Stored data entries
——

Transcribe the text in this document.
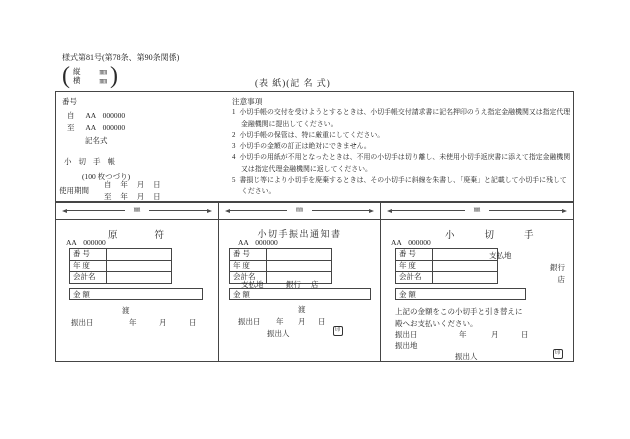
様式第81号(第78条、第90条関係)
( 縦	㎜
横	㎜ )	(表 紙)(記 名 式)
番号
自 AA 000000
至 AA 000000
記名式
小切手帳
(100 枚つづり)
使用期間
自 年 月 日
至 年 月 日
注意事項
1 小切手帳の交付を受けようとするときは、小切手帳交付請求書に記名押印のうえ指定金融機関又は指定代理金融機関に提出してください。
2 小切手帳の保管は、特に厳重にしてください。
3 小切手の金額の訂正は絶対にできません。
4 小切手の用紙が不用となったときは、不用の小切手は切り離し、未使用小切手返戻書に添えて指定金融機関又は指定代理金融機関に返してください。
5 書損じ等により小切手を廃棄するときは、その小切手に斜線を朱書し、「廃棄」と記載して小切手に残してください。
㎜
原符
AA 000000
番 号
年 度
会計名
金 額
渡
振出日	年	月	日
㎜
小切手振出通知書
AA 000000
番 号
年 度
会計名
支払地	銀行 店
金 額
渡
振出日 年 月 日
振出人	印
㎜
小切手
AA 000000
番 号
年 度
会計名
支払地
銀行
店
金 額
上記の金額をこの小切手と引き替えに
殿へお支払いください。
振出日	年	月	日
振出地
振出人	印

——

Retype each line of the listing above word for word. Exclude the pictures.

Transcribe the text in this document.
様式第81号(第78条、第90条関係)
( 縦	㎜
横	㎜ )	(表 紙)(記 名 式)
番号
自 AA 000000
至 AA 000000
記名式
小切手帳
(100 枚つづり)
使用期間
自 年 月 日
至 年 月 日
注意事項
1 小切手帳の交付を受けようとするときは、小切手帳交付請求書に記名押印のうえ指定金融機関又は指定代理金融機関に提出してください。
2 小切手帳の保管は、特に厳重にしてください。
3 小切手の金額の訂正は絶対にできません。
4 小切手の用紙が不用となったときは、不用の小切手は切り離し、未使用小切手返戻書に添えて指定金融機関又は指定代理金融機関に返してください。
5 書損じ等により小切手を廃棄するときは、その小切手に斜線を朱書し、「廃棄」と記載して小切手に残してください。
㎜
原符
AA 000000
番 号
年 度
会計名
金 額
渡
振出日	年	月	日
㎜
小切手振出通知書
AA 000000
番 号
年 度
会計名
支払地	銀行 店
金 額
渡
振出日 年 月 日
振出人	印
㎜
小切手
AA 000000
番 号
年 度
会計名
支払地
銀行
店
金 額
上記の金額をこの小切手と引き替えに
殿へお支払いください。
振出日	年	月	日
振出地
振出人	印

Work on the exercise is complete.